Source document:
= = = = =

If you skip LZ design, then your Google Cloud adoption will likely be naive and unstructured. You will soon struggle to manage your estate. You will struggle with estate visibility and you will lose visibility of your projects. You will struggle to implement FinOps best practices and you will lose control of your costs. You will hit scaling issues, and likely hit avoidable Google Cloud limitations. You will organise your teams badly, and waste unnecessary engineering effort managing your cloud.

Failure to design leads to problems that are costly to correct!

So consider yourselves warned! If you don’t design and build a landing zone, you will eventually hit these issues. And these issues will be much more painful and costly to fix later in your cloud adoption journey.

Landing Zone Design Process Overview

The overall design process should look something like this:

Create a “design topics” checklist.
Establish your design approach, and any support / consultancy needs.
Establish an LZ Project Team.
Agree your LZ design decisions and document in an LZ Design Document.
Establish your LZ management and consumption roles and responsibilities, i.e. platform versus tenants.
Create tenant onboarding documentation and (ideally self-service) processes.

After design, we should then:

Deploy the LZ.
Deploy a pilot workload to test the LZ and the tenant onboarding process.

= = = = =

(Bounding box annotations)
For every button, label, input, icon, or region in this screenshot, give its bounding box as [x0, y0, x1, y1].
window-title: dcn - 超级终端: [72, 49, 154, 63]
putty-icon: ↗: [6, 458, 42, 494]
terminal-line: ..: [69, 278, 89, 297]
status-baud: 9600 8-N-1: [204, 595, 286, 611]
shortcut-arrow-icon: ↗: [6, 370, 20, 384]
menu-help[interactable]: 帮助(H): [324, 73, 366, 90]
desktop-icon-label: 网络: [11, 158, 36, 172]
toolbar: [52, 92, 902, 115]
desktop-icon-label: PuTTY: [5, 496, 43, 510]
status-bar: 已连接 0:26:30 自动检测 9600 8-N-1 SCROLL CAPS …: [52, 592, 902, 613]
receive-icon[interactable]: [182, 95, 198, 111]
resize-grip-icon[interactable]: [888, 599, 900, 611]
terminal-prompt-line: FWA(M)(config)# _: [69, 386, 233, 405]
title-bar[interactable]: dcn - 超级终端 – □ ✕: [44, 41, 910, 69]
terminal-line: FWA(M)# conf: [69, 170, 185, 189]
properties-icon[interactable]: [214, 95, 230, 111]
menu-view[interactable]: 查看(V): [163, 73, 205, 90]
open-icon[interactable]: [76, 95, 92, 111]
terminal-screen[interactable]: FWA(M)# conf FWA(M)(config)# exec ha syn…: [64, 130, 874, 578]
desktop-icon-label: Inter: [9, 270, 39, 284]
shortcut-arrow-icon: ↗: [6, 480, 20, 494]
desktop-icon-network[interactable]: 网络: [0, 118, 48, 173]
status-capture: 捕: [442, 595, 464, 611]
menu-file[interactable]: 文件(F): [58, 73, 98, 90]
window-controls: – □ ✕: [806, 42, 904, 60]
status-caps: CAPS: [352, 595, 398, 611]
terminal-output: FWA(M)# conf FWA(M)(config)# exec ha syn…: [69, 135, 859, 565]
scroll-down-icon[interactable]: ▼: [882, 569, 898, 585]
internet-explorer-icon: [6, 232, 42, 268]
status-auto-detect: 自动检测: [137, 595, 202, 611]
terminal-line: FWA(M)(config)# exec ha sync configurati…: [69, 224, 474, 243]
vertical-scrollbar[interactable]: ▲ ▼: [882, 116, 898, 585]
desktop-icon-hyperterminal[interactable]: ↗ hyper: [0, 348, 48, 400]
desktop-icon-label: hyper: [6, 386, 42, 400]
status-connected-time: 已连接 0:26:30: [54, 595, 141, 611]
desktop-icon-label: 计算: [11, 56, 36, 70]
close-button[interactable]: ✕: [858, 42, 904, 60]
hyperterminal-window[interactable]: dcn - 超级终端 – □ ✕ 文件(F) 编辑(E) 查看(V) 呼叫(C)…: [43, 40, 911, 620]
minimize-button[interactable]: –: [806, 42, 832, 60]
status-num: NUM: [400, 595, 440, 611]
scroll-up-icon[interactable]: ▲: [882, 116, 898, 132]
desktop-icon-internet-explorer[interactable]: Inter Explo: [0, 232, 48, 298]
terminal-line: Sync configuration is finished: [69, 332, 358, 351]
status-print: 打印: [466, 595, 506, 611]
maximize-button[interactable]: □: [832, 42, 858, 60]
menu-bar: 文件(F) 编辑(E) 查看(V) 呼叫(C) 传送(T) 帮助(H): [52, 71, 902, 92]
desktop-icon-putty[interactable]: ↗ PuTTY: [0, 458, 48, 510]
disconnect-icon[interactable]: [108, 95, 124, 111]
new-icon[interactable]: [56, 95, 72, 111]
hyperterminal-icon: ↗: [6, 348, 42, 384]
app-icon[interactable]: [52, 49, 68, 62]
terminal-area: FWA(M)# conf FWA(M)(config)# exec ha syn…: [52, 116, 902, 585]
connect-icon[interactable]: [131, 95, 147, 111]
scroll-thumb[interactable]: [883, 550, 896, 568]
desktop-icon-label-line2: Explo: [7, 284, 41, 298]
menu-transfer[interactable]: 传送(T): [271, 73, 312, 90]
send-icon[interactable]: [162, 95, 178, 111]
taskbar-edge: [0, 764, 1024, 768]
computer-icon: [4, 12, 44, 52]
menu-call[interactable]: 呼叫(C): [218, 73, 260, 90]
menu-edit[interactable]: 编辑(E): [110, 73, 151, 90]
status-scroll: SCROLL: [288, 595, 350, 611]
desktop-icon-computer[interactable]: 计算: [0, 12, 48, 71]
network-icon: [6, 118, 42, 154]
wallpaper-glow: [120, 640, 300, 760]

= = = = =

What to produce:
Can you set down, word for word, the stretch of the landing zone text from "Landing Zone Design" through "LZ Design Document."?

Result for this exercise:
Landing Zone Design Process Overview

The overall design process should look something like this:

Create a “design topics” checklist.
Establish your design approach, and any support / consultancy needs.
Establish an LZ Project Team.
Agree your LZ design decisions and document in an LZ Design Document.